■ WHAT IS NEEDED:
Take every line from the listing below that contains "Return".

================================

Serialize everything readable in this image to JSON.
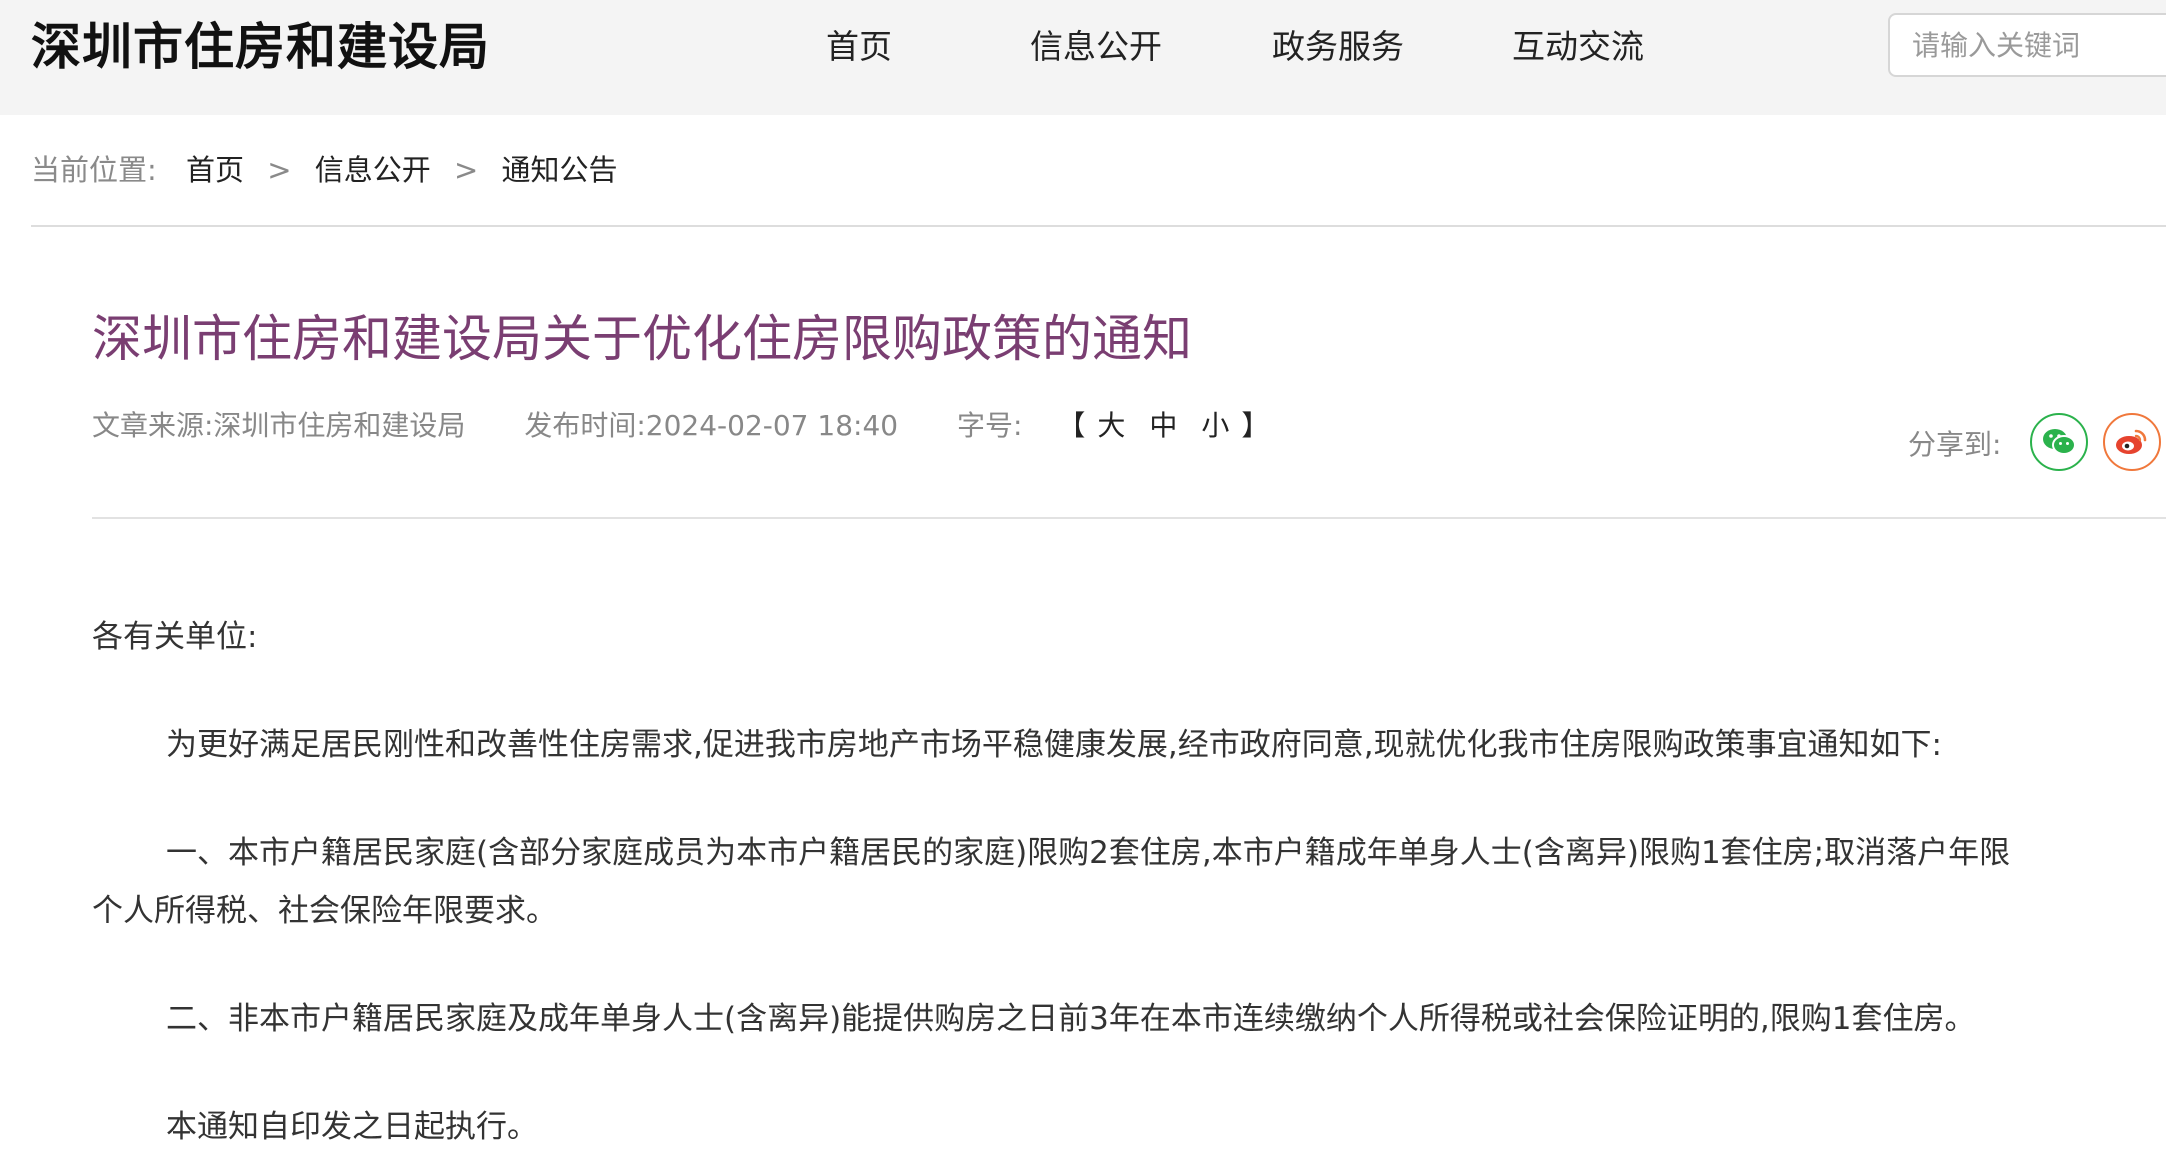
{
  "header": {
    "site_title": "深圳市住房和建设局",
    "nav": [
      "首页",
      "信息公开",
      "政务服务",
      "互动交流"
    ],
    "search_placeholder": "请输入关键词"
  },
  "breadcrumb": {
    "label": "当前位置:",
    "items": [
      "首页",
      "信息公开",
      "通知公告"
    ],
    "separator": ">"
  },
  "article": {
    "title": "深圳市住房和建设局关于优化住房限购政策的通知",
    "source": "文章来源:深圳市住房和建设局",
    "publish_time": "发布时间:2024-02-07 18:40",
    "font_size_label": "字号:",
    "font_size_open": "【",
    "font_size_options": [
      "大",
      "中",
      "小"
    ],
    "font_size_close": "】",
    "share_label": "分享到:",
    "share_icons": [
      "wechat-icon",
      "weibo-icon"
    ],
    "greeting": "各有关单位:",
    "paragraphs": [
      "为更好满足居民刚性和改善性住房需求,促进我市房地产市场平稳健康发展,经市政府同意,现就优化我市住房限购政策事宜通知如下:",
      "一、本市户籍居民家庭(含部分家庭成员为本市户籍居民的家庭)限购2套住房,本市户籍成年单身人士(含离异)限购1套住房;取消落户年限",
      "个人所得税、社会保险年限要求。",
      "二、非本市户籍居民家庭及成年单身人士(含离异)能提供购房之日前3年在本市连续缴纳个人所得税或社会保险证明的,限购1套住房。",
      "本通知自印发之日起执行。"
    ]
  },
  "colors": {
    "title": "#7a3e72",
    "header_bg": "#f4f4f4",
    "wechat": "#2bb24c",
    "weibo": "#f0783c"
  }
}
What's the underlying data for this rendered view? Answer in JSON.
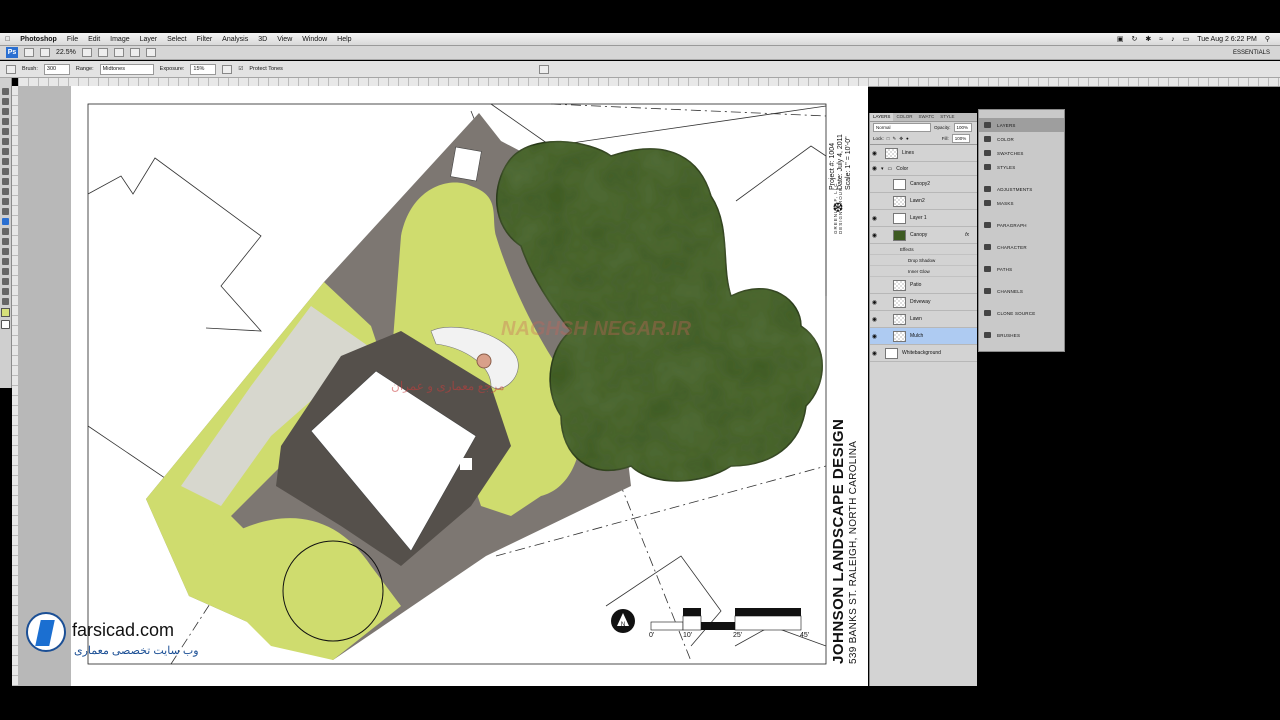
{
  "menubar": {
    "app": "Photoshop",
    "items": [
      "File",
      "Edit",
      "Image",
      "Layer",
      "Select",
      "Filter",
      "Analysis",
      "3D",
      "View",
      "Window",
      "Help"
    ],
    "clock": "Tue Aug 2  6:22 PM"
  },
  "appbar": {
    "logo": "Ps",
    "zoom": "22.5%",
    "workspace": "ESSENTIALS"
  },
  "options": {
    "brush_label": "Brush:",
    "brush_size": "300",
    "range_label": "Range:",
    "range_value": "Midtones",
    "exposure_label": "Exposure:",
    "exposure_value": "15%",
    "protect_tones": "Protect Tones"
  },
  "layers_panel": {
    "tabs": [
      "LAYERS",
      "COLOR",
      "SWATC",
      "STYLE"
    ],
    "blend_mode": "Normal",
    "opacity_label": "Opacity:",
    "opacity_value": "100%",
    "lock_label": "Lock:",
    "fill_label": "Fill:",
    "fill_value": "100%",
    "layers": [
      {
        "name": "Lines",
        "visible": true,
        "selected": false
      },
      {
        "name": "Color",
        "visible": true,
        "selected": false,
        "group": true
      },
      {
        "name": "Canopy2",
        "visible": false,
        "selected": false
      },
      {
        "name": "Lawn2",
        "visible": false,
        "selected": false
      },
      {
        "name": "Layer 1",
        "visible": true,
        "selected": false
      },
      {
        "name": "Canopy",
        "visible": true,
        "selected": false,
        "fx": "fx"
      },
      {
        "name": "Patio",
        "visible": false,
        "selected": false
      },
      {
        "name": "Driveway",
        "visible": true,
        "selected": false
      },
      {
        "name": "Lawn",
        "visible": true,
        "selected": false
      },
      {
        "name": "Mulch",
        "visible": true,
        "selected": true
      },
      {
        "name": "Whitebackground",
        "visible": true,
        "selected": false
      }
    ],
    "effects_label": "Effects",
    "effects": [
      "Drop Shadow",
      "Inner Glow"
    ]
  },
  "dock": {
    "items": [
      "LAYERS",
      "COLOR",
      "SWATCHES",
      "STYLES",
      "ADJUSTMENTS",
      "MASKS",
      "PARAGRAPH",
      "CHARACTER",
      "PATHS",
      "CHANNELS",
      "CLONE SOURCE",
      "BRUSHES"
    ]
  },
  "titleblock": {
    "project": "Project #: 1004",
    "date": "Date: July 4, 2011",
    "scale": "Scale: 1\" = 10'-0\"",
    "firm1": "GREENLEAF, LLC",
    "firm2": "DESIGN GROUP",
    "title": "JOHNSON LANDSCAPE DESIGN",
    "address": "539 BANKS ST.  RALEIGH, NORTH CAROLINA"
  },
  "scalebar": {
    "ticks": [
      "0'",
      "10'",
      "25'",
      "45'"
    ]
  },
  "watermark": {
    "site": "farsicad.com",
    "tagline": "وب سایت تخصصی معماری",
    "center_title": "NAGHSH NEGAR.IR",
    "center_sub": "مرجع معماری و عمران"
  },
  "colors": {
    "lawn": "#cfdc6e",
    "mulch": "#7d7772",
    "canopy": "#3d5a22",
    "selection": "#aecbf2"
  }
}
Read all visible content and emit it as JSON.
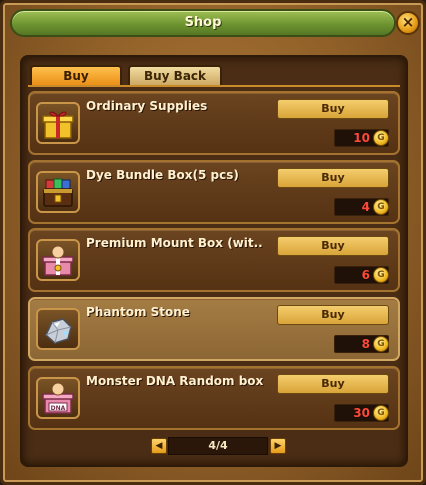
{
  "window": {
    "title": "Shop",
    "close_label": "×"
  },
  "tabs": [
    {
      "label": "Buy",
      "active": true
    },
    {
      "label": "Buy Back",
      "active": false
    }
  ],
  "items": [
    {
      "name": "Ordinary Supplies",
      "buy_label": "Buy",
      "price": "10",
      "icon": "gift-box-icon"
    },
    {
      "name": "Dye Bundle Box(5 pcs)",
      "buy_label": "Buy",
      "price": "4",
      "icon": "treasure-chest-icon"
    },
    {
      "name": "Premium Mount Box (wit..",
      "buy_label": "Buy",
      "price": "6",
      "icon": "mount-box-icon"
    },
    {
      "name": "Phantom Stone",
      "buy_label": "Buy",
      "price": "8",
      "icon": "crystal-stone-icon",
      "selected": true
    },
    {
      "name": "Monster DNA Random box",
      "buy_label": "Buy",
      "price": "30",
      "icon": "dna-box-icon"
    }
  ],
  "pagination": {
    "page_text": "4/4",
    "prev_icon": "arrow-left-icon",
    "next_icon": "arrow-right-icon"
  },
  "colors": {
    "title_bar": "#6e9430",
    "price_text": "#ff4a3a",
    "tab_active": "#e88a12",
    "coin": "#f0b820"
  }
}
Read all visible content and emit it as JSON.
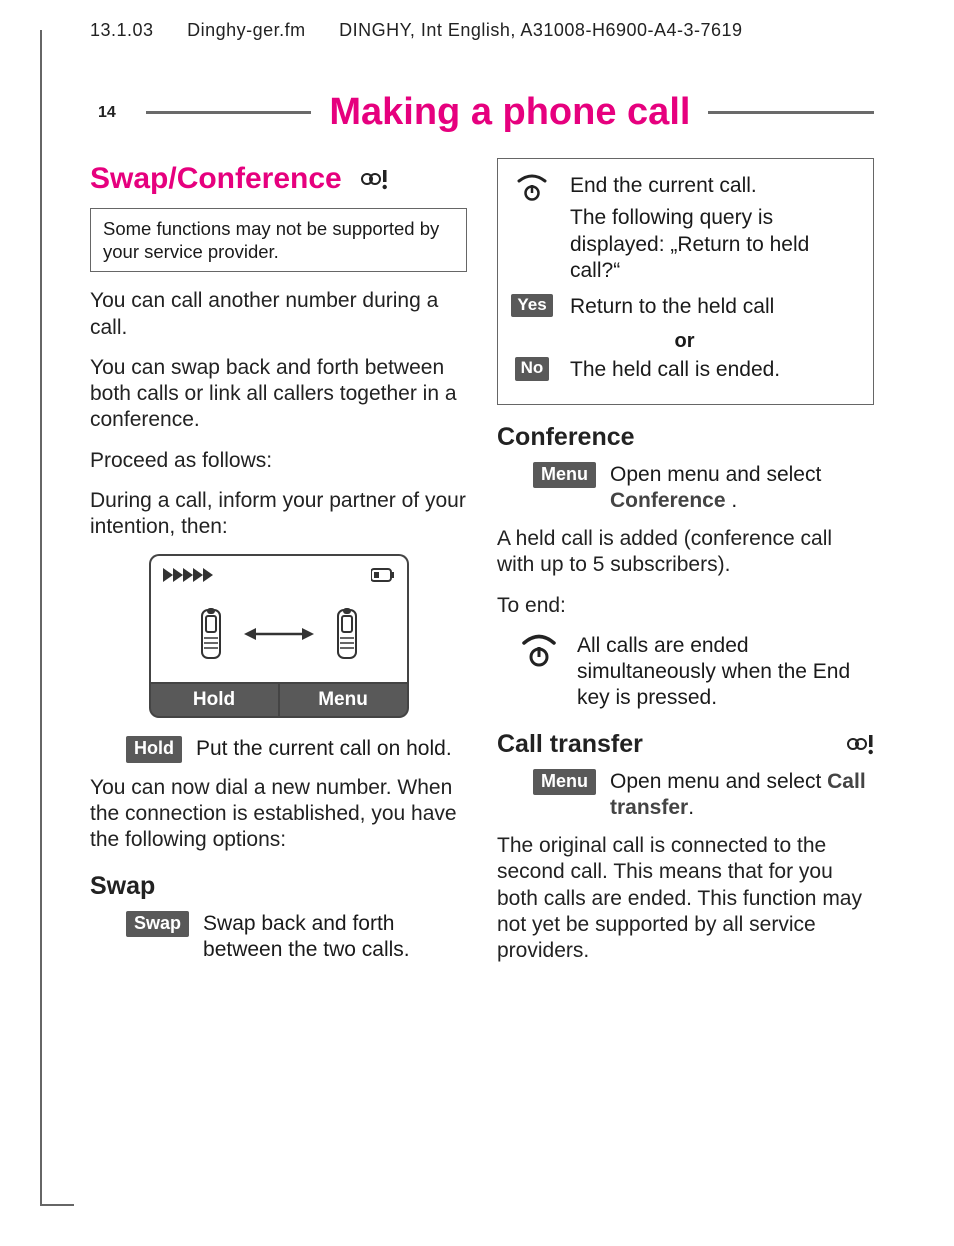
{
  "header": {
    "date": "13.1.03",
    "file": "Dinghy-ger.fm",
    "doc": "DINGHY, Int English, A31008-H6900-A4-3-7619"
  },
  "page_number": "14",
  "title": "Making a phone call",
  "left": {
    "section_heading": "Swap/Conference",
    "note": "Some functions may not be supported by your service provider.",
    "p1": "You can call another number during a call.",
    "p2": "You can swap back and forth between both calls or link all callers together in a conference.",
    "p3": "Proceed as follows:",
    "p4": "During a call, inform your partner of your intention, then:",
    "soft_left": "Hold",
    "soft_right": "Menu",
    "hold_pill": "Hold",
    "hold_text": "Put the current call on hold.",
    "p5": "You can now dial a new number. When the connection is established, you have the following options:",
    "swap_heading": "Swap",
    "swap_pill": "Swap",
    "swap_text": "Swap back and forth between the two calls."
  },
  "right": {
    "box": {
      "end_text": "End the current call.",
      "query_text": "The following query is displayed: „Return to held call?“",
      "yes_pill": "Yes",
      "yes_text": "Return to the held call",
      "or": "or",
      "no_pill": "No",
      "no_text": "The held call is ended."
    },
    "conf_heading": "Conference",
    "conf_pill": "Menu",
    "conf_text_a": "Open menu and select ",
    "conf_text_b": "Conference ",
    "conf_text_c": ".",
    "conf_p1": "A held call is added (conference call with up to 5 subscribers).",
    "conf_p2": "To end:",
    "conf_end_text": "All calls are ended simultaneously when the End key is pressed.",
    "ct_heading": "Call transfer",
    "ct_pill": "Menu",
    "ct_text_a": "Open menu and select ",
    "ct_text_b": "Call transfer",
    "ct_text_c": ".",
    "ct_p1": "The original call is connected to the second call. This means that for you both calls are ended. This function may not yet be supported by all service providers."
  }
}
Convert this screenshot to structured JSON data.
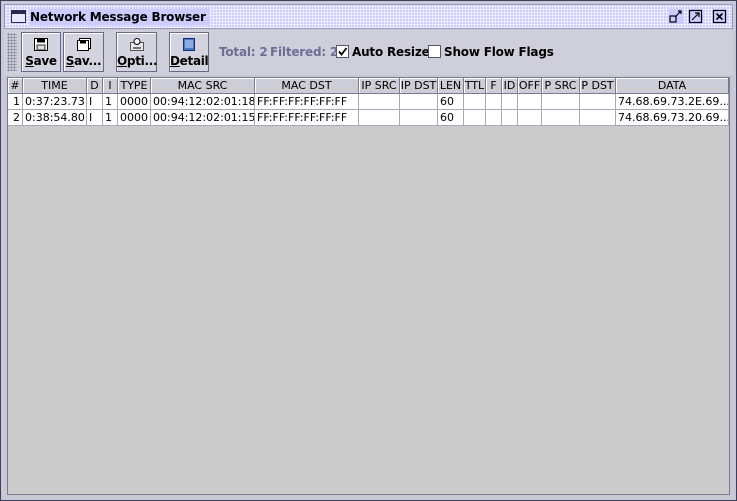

================================

■ THE RESULT:
      "query_text": "The following query is displayed: „Return to held call?“",
      "yes_text": "Return to the held call",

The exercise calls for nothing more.